= Provided data =
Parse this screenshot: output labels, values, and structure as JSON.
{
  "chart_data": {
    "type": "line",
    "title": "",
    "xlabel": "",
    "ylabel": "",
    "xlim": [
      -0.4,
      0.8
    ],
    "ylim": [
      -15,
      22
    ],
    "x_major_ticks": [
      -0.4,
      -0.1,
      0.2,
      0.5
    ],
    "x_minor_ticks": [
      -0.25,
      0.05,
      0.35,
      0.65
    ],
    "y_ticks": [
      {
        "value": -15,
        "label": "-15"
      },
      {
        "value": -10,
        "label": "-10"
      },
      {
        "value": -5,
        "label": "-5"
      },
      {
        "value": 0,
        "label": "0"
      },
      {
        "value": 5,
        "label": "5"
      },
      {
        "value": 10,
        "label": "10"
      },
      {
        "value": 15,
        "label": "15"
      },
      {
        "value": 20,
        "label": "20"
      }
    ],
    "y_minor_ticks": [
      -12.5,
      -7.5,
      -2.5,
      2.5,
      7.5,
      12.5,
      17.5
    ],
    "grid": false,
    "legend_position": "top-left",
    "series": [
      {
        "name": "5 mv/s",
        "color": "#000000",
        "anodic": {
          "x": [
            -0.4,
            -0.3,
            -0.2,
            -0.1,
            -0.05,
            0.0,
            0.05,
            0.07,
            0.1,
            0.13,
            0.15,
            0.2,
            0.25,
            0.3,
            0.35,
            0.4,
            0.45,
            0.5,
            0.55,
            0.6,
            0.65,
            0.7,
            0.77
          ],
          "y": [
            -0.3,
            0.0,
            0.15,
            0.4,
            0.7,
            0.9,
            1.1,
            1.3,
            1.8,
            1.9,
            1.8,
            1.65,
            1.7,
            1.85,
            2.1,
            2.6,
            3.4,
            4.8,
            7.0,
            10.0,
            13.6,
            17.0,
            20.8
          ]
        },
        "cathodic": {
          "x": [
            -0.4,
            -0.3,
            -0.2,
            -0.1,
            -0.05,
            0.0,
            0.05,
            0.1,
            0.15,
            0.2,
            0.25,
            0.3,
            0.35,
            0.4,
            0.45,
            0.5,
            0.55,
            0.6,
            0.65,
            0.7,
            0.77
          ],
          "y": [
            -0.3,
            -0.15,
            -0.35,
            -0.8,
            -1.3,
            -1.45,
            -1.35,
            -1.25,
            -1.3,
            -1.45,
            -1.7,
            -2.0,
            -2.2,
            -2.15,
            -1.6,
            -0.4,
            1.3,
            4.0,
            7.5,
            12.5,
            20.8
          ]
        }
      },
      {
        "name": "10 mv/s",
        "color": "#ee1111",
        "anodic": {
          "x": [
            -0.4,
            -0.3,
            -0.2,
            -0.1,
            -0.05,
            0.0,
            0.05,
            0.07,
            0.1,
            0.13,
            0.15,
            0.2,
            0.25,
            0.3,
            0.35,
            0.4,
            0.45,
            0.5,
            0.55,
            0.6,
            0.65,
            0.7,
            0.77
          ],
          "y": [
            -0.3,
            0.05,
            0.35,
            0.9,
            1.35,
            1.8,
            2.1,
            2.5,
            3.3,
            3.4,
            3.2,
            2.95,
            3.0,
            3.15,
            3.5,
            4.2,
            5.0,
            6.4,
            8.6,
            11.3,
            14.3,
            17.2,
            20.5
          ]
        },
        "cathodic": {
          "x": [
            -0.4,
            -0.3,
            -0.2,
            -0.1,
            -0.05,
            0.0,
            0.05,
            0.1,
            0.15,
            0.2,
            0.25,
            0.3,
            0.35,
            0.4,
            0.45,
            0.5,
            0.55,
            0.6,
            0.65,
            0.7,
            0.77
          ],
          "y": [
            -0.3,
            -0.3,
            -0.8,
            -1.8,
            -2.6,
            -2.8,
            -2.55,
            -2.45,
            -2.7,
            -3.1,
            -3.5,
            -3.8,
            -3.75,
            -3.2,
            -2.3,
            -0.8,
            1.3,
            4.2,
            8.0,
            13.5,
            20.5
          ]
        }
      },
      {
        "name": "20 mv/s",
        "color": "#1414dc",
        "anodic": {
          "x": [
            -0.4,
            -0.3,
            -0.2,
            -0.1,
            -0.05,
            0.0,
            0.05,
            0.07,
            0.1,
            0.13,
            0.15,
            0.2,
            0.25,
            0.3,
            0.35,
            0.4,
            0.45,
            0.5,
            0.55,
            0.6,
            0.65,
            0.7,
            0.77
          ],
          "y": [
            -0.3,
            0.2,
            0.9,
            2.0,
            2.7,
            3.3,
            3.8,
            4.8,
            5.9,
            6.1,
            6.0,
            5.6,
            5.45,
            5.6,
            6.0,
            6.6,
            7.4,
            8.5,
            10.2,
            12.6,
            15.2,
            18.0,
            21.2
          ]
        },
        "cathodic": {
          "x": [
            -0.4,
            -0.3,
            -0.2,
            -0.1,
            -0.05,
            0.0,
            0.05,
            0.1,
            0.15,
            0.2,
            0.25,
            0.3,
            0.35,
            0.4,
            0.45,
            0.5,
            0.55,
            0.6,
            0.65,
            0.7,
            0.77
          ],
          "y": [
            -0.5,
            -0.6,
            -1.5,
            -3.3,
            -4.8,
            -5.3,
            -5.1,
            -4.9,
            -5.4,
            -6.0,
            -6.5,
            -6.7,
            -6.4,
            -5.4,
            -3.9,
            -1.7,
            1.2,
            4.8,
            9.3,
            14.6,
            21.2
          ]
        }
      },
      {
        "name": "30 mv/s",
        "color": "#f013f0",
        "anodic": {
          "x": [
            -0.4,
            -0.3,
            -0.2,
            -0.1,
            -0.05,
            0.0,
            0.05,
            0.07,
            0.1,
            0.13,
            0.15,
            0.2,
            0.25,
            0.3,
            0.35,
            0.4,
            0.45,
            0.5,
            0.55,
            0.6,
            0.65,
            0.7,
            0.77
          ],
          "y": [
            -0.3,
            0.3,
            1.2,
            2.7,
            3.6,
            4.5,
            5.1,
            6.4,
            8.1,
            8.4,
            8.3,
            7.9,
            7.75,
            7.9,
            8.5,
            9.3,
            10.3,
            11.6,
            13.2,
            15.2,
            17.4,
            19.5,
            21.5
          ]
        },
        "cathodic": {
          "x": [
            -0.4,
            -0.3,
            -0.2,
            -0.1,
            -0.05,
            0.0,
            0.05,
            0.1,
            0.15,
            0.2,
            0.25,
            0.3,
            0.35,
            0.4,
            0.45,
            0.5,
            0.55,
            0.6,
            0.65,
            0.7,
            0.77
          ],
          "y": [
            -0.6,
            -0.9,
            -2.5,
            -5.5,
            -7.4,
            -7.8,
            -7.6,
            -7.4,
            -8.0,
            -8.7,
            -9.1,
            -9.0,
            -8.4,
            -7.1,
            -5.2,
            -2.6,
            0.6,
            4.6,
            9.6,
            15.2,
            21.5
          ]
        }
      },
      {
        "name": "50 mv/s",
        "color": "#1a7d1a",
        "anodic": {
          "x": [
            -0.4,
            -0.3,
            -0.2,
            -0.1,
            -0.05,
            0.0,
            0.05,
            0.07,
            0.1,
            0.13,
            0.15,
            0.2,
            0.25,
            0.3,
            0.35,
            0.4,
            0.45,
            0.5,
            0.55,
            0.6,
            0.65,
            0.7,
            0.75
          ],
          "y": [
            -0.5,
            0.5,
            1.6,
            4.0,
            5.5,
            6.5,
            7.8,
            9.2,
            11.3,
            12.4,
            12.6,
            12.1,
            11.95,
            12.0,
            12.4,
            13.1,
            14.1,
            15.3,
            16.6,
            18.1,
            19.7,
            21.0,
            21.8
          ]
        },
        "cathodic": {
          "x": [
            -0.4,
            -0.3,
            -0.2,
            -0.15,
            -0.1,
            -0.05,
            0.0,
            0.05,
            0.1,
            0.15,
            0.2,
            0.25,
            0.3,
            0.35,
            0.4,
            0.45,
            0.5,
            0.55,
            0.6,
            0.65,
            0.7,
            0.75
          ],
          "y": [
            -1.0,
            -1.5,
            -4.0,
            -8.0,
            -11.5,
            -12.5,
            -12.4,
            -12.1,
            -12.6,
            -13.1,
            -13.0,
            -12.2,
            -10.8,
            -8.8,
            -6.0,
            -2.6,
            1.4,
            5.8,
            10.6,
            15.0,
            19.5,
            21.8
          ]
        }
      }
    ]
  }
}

= Your goal =
Using the records above, copy each line that contains "name".

= Output =
        "name": "5 mv/s",
        "name": "10 mv/s",
        "name": "20 mv/s",
        "name": "30 mv/s",
        "name": "50 mv/s",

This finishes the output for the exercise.